(ACTIVITIES)
A. In the blog post about the joys of motherhood, how many times was the baby's cord coiled around his neck?
B. Write the next part of the blog post about the joys of motherhood, picking up after its final line.

(STUDY TEXT)

_____

Wednesday, March 31, 2010

The Joys of Motherhood


(I have been wanting to write this blog since I gave birth early March, but I have since realized that my planned activities will now be wrapped around my son's little finger. So far, he has been commanding my full strength and attention, barely allowing me to slip back to my previous computer-related life. So now, with a few stolen moments while my son is asleep, I will attempt to write about my upside-down world now-- in a nutshell.)

The beginning...

March 2, 2010. Around 6PM:
"Tok!" I felt something in my tummy. I thought EJ was just playing inside my womb. But, call it instinct or whatever, I felt it was something different. I went to the bathroom and realized, this is it. My waterbag broke!

Me (laughing): Mommy! Pumutok na ata panubigan ko!
Mom (panicking): O DALI! DALI! PUNTA NA TAYO SA OSPITAL!!
Me: (sat down on the toilet to pee.)
Mom (panicking ever more): O BAKIT KA PA UMUUPO JAN??? HALIKA NA SA OSPITAL!
Me (laughing): Easy lng! Easy lng! Naiihi lng ako!

Me calling Jon, who was still in the office:

Me: Ging, pumutok na po panubigan ko...
Jon: HAA???? HAA?????....... O ANO PANO NA SAN NA TAYO MAGKIKITA???
Me: Easy lng hehe, sa ER nlng sa Perps tayo mag-meet ok?
Jon: OK OK AALIS NAKO NGYON!

And the rest was....comedy.

It helps to read a lot during your pregnancy -- what would happen, when it might happen, and what it might feel like. So I felt that I wasn't completely in the dark, since I kinda knew what was going to happen to me, and though my expectation was really of normal delivery, I knew at the back of my head that an emergency Caesarian Section was always a possibility.

So I was basically apprehensive of 3 things:
1. Dextrose, since I have never experienced it (despite countless injections and blood tests)
2. The Epidural since I know it involves a biggie needle and the spine -- and that never sounds good together.
3. The contraction thingies, but since I'm going to have Epidural (see #2), then this could be cancelled out.

Well, the Dextrose and the Epidural turned out to be non-events. They weren't much different than the injections and blood tests I had to go through during my lifetime.

The contractions at 4-5cm were like my normal monthly pains. At 5cm, they gave me epidural already out of standard procedure. At 7-8cm, the first trial dose of epidural was wearing off, and my OB didn't want to give me more, which was ok since it was tolerable... until the 8-9cm, where I was already making "sheeshing" sounds because I was trying to tolerate the pain and at the same time begging to have a teensy weensy dose even just to lessen it. They eventually gave me a partial dose again -- and as I was about to give birth at 10cm, I could still feel the contractions so I was able to push EJ out despite having his cord coiled twice around his neck.

I DID say the rest was comedy, right?

_____

(PROVIDED DATA)

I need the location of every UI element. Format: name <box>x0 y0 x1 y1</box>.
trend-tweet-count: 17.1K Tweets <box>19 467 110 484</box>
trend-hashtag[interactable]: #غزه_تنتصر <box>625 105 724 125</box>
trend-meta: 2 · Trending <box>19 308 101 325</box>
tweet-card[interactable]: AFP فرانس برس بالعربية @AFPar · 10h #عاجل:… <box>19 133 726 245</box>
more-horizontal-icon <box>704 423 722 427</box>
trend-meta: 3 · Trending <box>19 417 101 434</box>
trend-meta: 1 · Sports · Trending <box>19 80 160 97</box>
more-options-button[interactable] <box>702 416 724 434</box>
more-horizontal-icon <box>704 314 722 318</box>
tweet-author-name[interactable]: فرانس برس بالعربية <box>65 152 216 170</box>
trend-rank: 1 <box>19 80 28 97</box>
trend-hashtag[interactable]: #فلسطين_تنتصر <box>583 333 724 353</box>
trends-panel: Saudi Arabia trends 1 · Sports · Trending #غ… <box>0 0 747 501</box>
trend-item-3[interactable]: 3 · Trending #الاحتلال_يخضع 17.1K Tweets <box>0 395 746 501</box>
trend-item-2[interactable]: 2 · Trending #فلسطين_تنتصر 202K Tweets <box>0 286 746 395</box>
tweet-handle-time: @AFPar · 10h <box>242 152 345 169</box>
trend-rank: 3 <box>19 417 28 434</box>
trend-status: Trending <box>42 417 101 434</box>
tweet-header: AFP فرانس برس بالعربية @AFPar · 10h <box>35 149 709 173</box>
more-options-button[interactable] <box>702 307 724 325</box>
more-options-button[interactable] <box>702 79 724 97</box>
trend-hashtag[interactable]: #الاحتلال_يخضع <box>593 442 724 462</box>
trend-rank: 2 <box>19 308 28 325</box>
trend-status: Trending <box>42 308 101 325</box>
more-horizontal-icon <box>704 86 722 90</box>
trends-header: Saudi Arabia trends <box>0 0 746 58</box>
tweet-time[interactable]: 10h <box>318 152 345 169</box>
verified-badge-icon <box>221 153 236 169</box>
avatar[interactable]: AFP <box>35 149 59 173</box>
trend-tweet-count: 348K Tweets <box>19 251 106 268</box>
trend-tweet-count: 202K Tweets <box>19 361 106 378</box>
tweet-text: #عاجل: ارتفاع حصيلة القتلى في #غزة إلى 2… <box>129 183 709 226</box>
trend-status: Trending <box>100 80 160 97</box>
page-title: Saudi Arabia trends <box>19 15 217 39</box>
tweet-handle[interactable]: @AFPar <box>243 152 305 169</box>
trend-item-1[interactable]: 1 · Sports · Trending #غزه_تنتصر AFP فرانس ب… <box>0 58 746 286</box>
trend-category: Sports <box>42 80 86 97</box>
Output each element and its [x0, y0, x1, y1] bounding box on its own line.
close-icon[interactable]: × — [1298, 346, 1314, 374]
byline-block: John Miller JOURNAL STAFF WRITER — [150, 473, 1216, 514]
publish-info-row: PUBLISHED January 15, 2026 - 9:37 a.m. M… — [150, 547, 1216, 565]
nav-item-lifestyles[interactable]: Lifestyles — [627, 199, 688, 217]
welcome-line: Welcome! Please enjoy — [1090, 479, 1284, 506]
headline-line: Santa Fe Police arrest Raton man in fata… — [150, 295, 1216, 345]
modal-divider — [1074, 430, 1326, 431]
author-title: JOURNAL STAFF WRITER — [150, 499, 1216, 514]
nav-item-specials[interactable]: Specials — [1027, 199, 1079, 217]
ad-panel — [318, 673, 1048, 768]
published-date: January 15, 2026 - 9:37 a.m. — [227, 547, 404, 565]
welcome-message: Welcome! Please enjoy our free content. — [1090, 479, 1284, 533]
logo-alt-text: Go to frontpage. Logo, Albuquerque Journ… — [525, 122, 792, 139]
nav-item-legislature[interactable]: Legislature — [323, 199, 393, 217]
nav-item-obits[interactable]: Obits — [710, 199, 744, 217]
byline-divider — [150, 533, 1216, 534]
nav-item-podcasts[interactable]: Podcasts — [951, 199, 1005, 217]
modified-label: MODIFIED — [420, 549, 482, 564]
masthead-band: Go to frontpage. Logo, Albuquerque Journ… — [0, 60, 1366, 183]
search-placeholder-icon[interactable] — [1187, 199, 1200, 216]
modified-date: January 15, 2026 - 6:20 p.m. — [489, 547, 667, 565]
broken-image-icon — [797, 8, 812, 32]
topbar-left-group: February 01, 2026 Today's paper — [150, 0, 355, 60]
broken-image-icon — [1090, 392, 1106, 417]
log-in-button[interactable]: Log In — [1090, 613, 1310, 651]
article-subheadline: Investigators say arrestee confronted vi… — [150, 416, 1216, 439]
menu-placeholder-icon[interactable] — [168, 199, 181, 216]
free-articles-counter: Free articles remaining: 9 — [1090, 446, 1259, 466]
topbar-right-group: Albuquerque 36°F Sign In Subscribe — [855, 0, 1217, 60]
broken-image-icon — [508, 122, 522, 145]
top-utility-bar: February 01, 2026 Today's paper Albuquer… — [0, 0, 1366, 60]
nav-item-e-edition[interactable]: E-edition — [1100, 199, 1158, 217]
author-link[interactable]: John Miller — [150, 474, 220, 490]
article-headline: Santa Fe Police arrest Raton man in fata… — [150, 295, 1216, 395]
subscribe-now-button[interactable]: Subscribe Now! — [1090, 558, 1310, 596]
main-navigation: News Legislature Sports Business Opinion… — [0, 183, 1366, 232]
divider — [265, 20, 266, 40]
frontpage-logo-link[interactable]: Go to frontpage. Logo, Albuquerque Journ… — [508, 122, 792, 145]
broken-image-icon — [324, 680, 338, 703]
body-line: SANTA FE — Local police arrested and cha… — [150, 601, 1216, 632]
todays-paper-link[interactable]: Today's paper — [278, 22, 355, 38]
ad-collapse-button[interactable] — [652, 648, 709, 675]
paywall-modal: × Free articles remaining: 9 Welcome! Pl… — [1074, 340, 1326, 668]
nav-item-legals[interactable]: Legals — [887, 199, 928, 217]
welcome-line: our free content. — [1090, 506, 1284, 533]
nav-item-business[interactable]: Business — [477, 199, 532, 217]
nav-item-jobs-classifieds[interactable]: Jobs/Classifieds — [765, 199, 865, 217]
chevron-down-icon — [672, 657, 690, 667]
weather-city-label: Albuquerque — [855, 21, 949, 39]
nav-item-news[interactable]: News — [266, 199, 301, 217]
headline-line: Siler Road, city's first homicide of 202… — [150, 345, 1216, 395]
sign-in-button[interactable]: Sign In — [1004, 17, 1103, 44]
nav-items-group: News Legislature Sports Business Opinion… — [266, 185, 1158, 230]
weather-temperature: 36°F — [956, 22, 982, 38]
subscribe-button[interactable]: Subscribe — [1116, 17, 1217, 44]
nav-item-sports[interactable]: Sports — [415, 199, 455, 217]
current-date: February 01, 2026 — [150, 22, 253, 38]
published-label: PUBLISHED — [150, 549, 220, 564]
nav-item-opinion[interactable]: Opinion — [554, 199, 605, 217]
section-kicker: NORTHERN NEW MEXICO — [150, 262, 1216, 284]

_____

(LIST OF ANSWERS)
A. Twice.

B.
As posted in my Facebook account, here are some quotable quotes during delivery (yes, I was awake and sane the whole time):


"Inhale, exhale... Inhale, exhale... Inhale, exhale..hold it... PUUUUSH!!!! (Counting) 1...2....3...4...5...6...7...8...9..10" (imagine having to push like that for 10 counts!)

"Push para kang nac-CR!" (for 10 counts!!)

In the middle of everything
Me: "Ok ok isipin ko nlng constipated ako!"
Them: "Oo, isipin mo constipated ka!"

"IRIS! Bakit namumula ang mukha mo?? Ang force mo dapat sa pwet, hindi sa mukha! Hindi jan lalabas ang baby mo!"

"Hala lumalabas na litid mo sa leeg... push sa pwet! Sa pwet!"

Me asking my Anaesthesiologist after seeing EJ:
"Doc, baby ko un diba?"
DOC: "Ewan ko sayo, bsta nakita ko lumabas cya jan kanina!"

Hahahahaha!

So at 02:25 a.m. March 03, 2010, Ev Joaquin D. Capistrano was born via Normal Delivery.

And so the saga continues...

The first few days literally turned our worlds upside down. Everything -- our schedules, our sleep, our mealtimes, even our bathroom breaks were erratic. One cry from the little guy sends four adults into a frenzy on what to do -- nappy change? milk? water? burp? cuddle?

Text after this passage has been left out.